[SOAL TERTULIS 1] Ubah baris data dari baris yang memuat "Localize all elements." sampai baris yang memuat "figure-label: Рис. 12.3. [82, 263, 136, 275]" menjadi CSV dua kolom bernama permintaan dan jawaban. Tiap permintaan beserta jawabannya menjadi satu baris CSV, masing-masing dalam satu kolom berkutip dengan jeda baris diganti spasi, dan gambarnya tidak disertakan.
== TEKS YANG DITAMPILKAN
Thursday, July 18, 2024

Serapan Arab

Kita menyerap banyak kosa kata Arab ke dalam bahasa kebangsaan, seperti  adil, makmur, musyawarah, khidmat, dan wakil. Semua lema ini kita temukan dalam dasar negara kita, Pancasila. Secara linguistik, arti kata-kata ini tidak hanya ditemukan dalam kamus yang memuat arti dasar, tetapi juga relasional dengan kata lain yang membayangkan medan semantik. Lebih jauh, pesan umum dari kata ini mengandaikan pandangan dunia (weltanschauung) dari negara asal.

Tetapi, tulisan ini tidak akan mengulas kerumitan di atas, namun hendak menyoal beberapa serapan yang bisa menimbulkan masalah terkait konsistensi, ketepatan, dan ketaksaan. Aturan dalam penyerapan telah diatur, namun kita bisa menemukan ketidakajekan dalam penggunaaan huruf, seperti huruf qaf (ق) yang kadang diganti dengan /q/ dan /k/, seperti Alquran dan takwa. Secara fonologis, kata terakhir semestinya ditulis dengan taqwa. Tak dapat dielakkan, banyak santri menulis istiqomah, alih-alih istikamah.

Selain itu, ada kata kalbu, yang tidak memiliki arti sebagaimana dalam Kamus Besar Bahasa Indonesia, yakni pangkal perasaan batin, hati yang murni, dan hati. Semestinya ia ditulis dengan qalbu karena diawali dengan huruf qaf, bukan kaf (ﻙ), sebab kata kalbun bermakna anjing dalam bahasa rumpun Semitik tersebut. Itulah mengapa Aa Gymnastiar lebih memilih manajemen qalbu, bukan kalbu.

Tentu, serapan beberapa kata yang berasal dari kata sama, shalla, seperti salat, musala, dan selawat jelas semakin menunjukkan ketidakkonsistenan. Semestinya kata yang terakhir ditulis salawat. Namun demikian, kebanyakan dari pengguna kata ini akan menulis sholat, musholla dan sholawat karena pengucapannya lebih dekat dengan pelafalan asal. Sejauh ini, saya belum pernah mendengar mahasiswa menyebut musala untuk musholla.
====
[SOAL TERTULIS 2] Salin bagian teks tentang serapan Arab dari "Thursday, July 18, 2024" sampai "dari negara asal.".
== BAHAN LATIHAN
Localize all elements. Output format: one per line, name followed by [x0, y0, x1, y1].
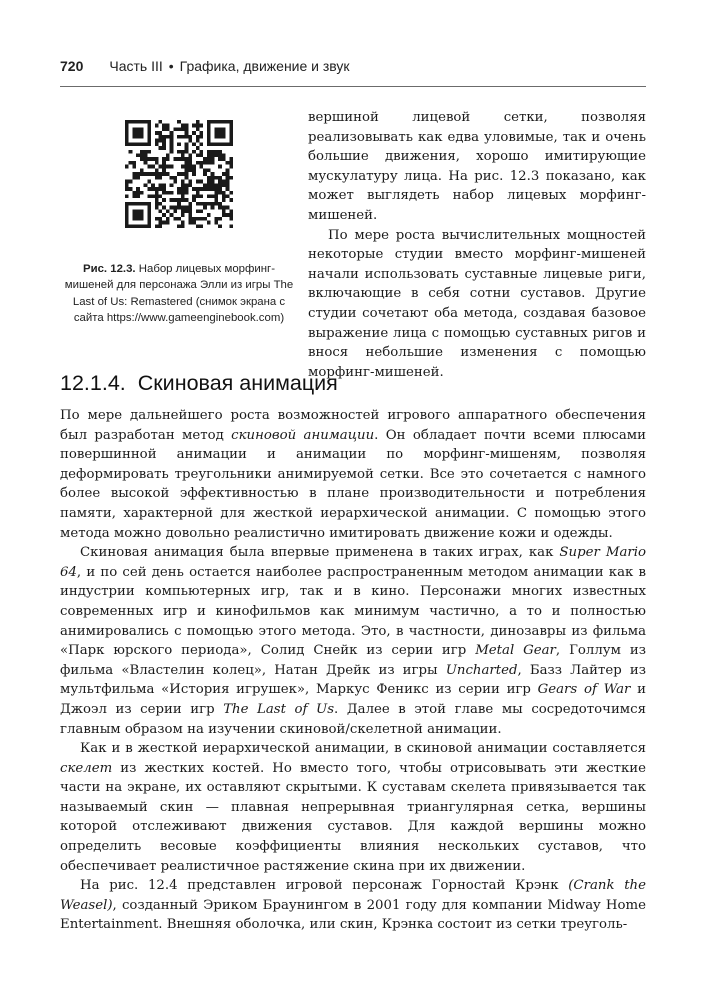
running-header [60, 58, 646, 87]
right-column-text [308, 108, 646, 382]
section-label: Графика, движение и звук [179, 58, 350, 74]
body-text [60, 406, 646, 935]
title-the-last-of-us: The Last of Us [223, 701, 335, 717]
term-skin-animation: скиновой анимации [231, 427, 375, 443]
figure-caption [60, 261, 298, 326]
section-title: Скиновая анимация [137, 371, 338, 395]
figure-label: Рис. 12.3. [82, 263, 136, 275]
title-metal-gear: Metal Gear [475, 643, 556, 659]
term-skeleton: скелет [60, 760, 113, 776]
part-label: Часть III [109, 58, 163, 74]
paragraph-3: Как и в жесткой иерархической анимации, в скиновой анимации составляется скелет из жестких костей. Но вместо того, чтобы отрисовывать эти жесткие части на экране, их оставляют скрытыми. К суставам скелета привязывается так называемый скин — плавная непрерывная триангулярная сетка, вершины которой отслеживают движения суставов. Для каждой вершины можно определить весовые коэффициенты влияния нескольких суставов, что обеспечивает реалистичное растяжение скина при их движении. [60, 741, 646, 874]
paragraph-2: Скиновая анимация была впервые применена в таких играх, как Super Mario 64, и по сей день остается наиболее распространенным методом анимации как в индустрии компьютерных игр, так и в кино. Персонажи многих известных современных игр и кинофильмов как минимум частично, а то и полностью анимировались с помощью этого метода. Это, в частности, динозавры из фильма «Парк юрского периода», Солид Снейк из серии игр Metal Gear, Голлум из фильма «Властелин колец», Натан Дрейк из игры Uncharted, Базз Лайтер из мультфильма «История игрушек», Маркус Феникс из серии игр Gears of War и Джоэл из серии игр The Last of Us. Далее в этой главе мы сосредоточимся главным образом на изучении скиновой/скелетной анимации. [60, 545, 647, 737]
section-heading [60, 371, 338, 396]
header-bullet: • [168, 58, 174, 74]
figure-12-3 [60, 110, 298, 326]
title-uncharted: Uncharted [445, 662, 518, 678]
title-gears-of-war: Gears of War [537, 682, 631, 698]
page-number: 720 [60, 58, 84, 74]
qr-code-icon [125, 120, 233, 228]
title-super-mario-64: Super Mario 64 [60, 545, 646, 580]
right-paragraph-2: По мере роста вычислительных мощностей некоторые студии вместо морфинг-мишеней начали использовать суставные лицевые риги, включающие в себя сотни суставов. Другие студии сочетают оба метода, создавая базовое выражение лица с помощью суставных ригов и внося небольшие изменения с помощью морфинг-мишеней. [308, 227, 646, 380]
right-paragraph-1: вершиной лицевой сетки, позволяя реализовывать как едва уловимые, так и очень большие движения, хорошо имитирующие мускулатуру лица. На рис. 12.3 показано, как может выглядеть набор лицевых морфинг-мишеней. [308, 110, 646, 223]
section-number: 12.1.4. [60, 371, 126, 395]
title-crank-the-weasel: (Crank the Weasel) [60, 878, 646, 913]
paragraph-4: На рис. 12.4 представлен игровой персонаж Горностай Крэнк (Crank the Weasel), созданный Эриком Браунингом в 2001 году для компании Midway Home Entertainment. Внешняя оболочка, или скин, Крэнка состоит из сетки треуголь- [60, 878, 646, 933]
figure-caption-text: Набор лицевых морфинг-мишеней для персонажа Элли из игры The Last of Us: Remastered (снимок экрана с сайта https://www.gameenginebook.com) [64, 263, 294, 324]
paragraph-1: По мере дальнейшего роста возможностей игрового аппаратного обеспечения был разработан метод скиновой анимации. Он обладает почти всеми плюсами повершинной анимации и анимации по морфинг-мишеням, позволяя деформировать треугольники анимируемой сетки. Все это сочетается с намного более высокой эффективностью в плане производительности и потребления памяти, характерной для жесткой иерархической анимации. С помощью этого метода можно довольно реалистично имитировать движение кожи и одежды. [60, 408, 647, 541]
====
== BAHAN LATIHAN
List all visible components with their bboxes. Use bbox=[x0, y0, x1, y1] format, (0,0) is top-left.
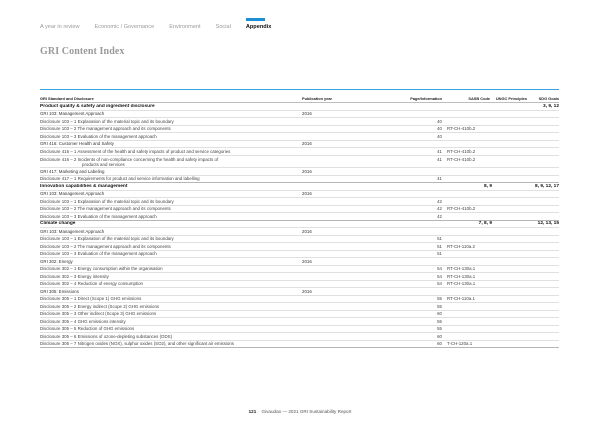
====
[JAWABAN LATIHAN 1]
permintaan,jawaban
"Localize all elements. Output format: one per line, name followed by [x0, y0, x1, y1].","running-header [60, 58, 646, 87] right-column-text [308, 108, 646, 382] section-label: Графика, движение и звук [179, 58, 350, 74] body-text [60, 406, 646, 935] title-the-last-of-us: The Last of Us [223, 701, 335, 717] term-skin-animation: скиновой анимации [231, 427, 375, 443] figure-caption [60, 261, 298, 326] section-title: Скиновая анимация [137, 371, 338, 395] figure-label: Рис. 12.3. [82, 263, 136, 275]"

[JAWABAN LATIHAN 2]
Thursday, July 18, 2024

Serapan Arab

Kita menyerap banyak kosa kata Arab ke dalam bahasa kebangsaan, seperti  adil, makmur, musyawarah, khidmat, dan wakil. Semua lema ini kita temukan dalam dasar negara kita, Pancasila. Secara linguistik, arti kata-kata ini tidak hanya ditemukan dalam kamus yang memuat arti dasar, tetapi juga relasional dengan kata lain yang membayangkan medan semantik. Lebih jauh, pesan umum dari kata ini mengandaikan pandangan dunia (weltanschauung) dari negara asal.